STATED GOAL:
For the listing underneath, give the count of lines containing the string "panels" and nothing further.

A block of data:
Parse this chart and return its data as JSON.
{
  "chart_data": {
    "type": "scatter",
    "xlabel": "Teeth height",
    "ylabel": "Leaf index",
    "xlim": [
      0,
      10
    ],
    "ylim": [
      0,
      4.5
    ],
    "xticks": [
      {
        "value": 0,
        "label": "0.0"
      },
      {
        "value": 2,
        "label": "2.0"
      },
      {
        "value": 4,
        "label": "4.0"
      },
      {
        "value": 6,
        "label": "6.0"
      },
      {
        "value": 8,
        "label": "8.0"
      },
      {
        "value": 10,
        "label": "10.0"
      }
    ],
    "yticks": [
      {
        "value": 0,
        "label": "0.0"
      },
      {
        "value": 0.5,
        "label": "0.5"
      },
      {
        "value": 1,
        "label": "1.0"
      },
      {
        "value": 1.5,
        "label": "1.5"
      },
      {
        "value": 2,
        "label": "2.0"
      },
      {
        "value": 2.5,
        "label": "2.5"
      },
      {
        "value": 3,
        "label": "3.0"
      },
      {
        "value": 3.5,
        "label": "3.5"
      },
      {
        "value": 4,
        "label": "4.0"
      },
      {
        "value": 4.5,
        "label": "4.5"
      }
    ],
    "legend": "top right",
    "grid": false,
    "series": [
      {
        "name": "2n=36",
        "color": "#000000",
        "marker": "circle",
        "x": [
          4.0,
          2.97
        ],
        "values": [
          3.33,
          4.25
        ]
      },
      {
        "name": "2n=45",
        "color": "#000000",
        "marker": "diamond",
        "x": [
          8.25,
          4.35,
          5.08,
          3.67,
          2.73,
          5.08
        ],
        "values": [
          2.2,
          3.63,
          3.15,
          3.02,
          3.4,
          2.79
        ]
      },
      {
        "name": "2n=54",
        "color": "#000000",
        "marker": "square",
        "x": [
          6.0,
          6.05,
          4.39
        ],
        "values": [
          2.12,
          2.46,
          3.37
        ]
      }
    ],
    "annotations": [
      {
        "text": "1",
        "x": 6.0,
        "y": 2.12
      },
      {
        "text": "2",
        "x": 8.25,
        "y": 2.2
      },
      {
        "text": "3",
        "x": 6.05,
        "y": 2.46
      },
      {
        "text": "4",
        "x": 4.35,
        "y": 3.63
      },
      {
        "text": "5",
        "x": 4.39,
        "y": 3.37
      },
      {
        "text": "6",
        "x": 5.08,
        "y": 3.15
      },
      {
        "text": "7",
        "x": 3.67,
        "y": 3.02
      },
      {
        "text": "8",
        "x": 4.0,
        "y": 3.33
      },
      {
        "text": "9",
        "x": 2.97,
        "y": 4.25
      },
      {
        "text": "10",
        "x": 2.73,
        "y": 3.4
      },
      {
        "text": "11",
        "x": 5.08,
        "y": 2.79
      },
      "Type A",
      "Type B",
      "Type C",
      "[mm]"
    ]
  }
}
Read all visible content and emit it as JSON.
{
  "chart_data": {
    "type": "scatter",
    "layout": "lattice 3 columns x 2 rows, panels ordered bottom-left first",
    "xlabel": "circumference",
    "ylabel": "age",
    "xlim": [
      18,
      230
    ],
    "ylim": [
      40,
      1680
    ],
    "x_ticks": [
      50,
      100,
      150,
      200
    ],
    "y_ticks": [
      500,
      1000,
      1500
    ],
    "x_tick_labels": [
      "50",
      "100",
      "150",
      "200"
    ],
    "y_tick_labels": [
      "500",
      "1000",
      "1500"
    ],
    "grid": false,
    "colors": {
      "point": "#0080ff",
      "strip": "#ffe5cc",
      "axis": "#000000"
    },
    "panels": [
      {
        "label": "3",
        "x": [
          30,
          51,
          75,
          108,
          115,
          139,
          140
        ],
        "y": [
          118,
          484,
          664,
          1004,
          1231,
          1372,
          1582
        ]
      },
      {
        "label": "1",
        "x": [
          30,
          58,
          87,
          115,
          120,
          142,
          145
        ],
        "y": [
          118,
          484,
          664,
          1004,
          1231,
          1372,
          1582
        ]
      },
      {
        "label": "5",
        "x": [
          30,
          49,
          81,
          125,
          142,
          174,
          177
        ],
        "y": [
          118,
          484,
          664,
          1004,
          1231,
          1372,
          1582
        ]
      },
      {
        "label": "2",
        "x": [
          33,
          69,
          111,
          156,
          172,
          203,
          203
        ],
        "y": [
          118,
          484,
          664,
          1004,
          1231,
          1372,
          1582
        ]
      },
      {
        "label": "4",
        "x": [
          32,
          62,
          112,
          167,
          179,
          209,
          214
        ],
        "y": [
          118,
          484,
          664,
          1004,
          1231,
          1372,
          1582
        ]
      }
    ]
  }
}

EXERCISE SOLUTION:
2